### WORK TO COMPLETE
Reproduce the listing below in full and without alteration, apart from its pictures.

### INFORMATION PROVIDED

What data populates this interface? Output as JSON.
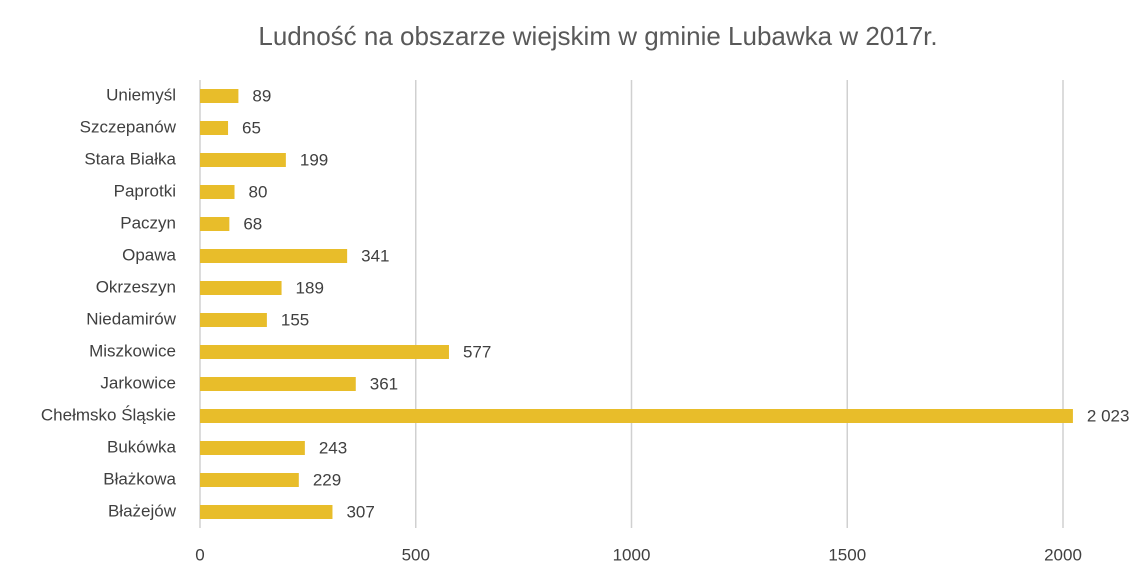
{
  "chart_data": {
    "type": "bar",
    "orientation": "horizontal",
    "title": "Ludność na obszarze wiejskim w gminie Lubawka w 2017r.",
    "categories": [
      "Uniemyśl",
      "Szczepanów",
      "Stara Białka",
      "Paprotki",
      "Paczyn",
      "Opawa",
      "Okrzeszyn",
      "Niedamirów",
      "Miszkowice",
      "Jarkowice",
      "Chełmsko Śląskie",
      "Bukówka",
      "Błażkowa",
      "Błażejów"
    ],
    "values": [
      89,
      65,
      199,
      80,
      68,
      341,
      189,
      155,
      577,
      361,
      2023,
      243,
      229,
      307
    ],
    "value_labels": [
      "89",
      "65",
      "199",
      "80",
      "68",
      "341",
      "189",
      "155",
      "577",
      "361",
      "2 023",
      "243",
      "229",
      "307"
    ],
    "color": "#e8bd2a",
    "xlim": [
      0,
      2000
    ],
    "xticks": [
      0,
      500,
      1000,
      1500,
      2000
    ],
    "grid": true
  }
}
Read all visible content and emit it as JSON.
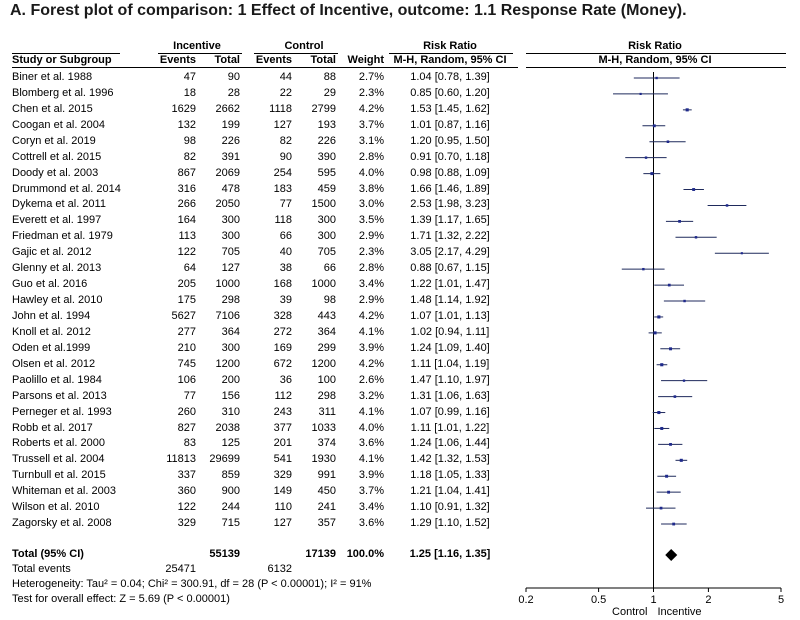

### ANSWER IN FULL
What data populates this interface? Output as JSON.
{
  "chart_data": {
    "type": "bar",
    "orientation": "horizontal",
    "title": "Ludność na obszarze wiejskim w gminie Lubawka w 2017r.",
    "categories": [
      "Uniemyśl",
      "Szczepanów",
      "Stara Białka",
      "Paprotki",
      "Paczyn",
      "Opawa",
      "Okrzeszyn",
      "Niedamirów",
      "Miszkowice",
      "Jarkowice",
      "Chełmsko Śląskie",
      "Bukówka",
      "Błażkowa",
      "Błażejów"
    ],
    "values": [
      89,
      65,
      199,
      80,
      68,
      341,
      189,
      155,
      577,
      361,
      2023,
      243,
      229,
      307
    ],
    "value_labels": [
      "89",
      "65",
      "199",
      "80",
      "68",
      "341",
      "189",
      "155",
      "577",
      "361",
      "2 023",
      "243",
      "229",
      "307"
    ],
    "color": "#e8bd2a",
    "xlim": [
      0,
      2000
    ],
    "xticks": [
      0,
      500,
      1000,
      1500,
      2000
    ],
    "grid": true
  }
}
Read all visible content and emit it as JSON.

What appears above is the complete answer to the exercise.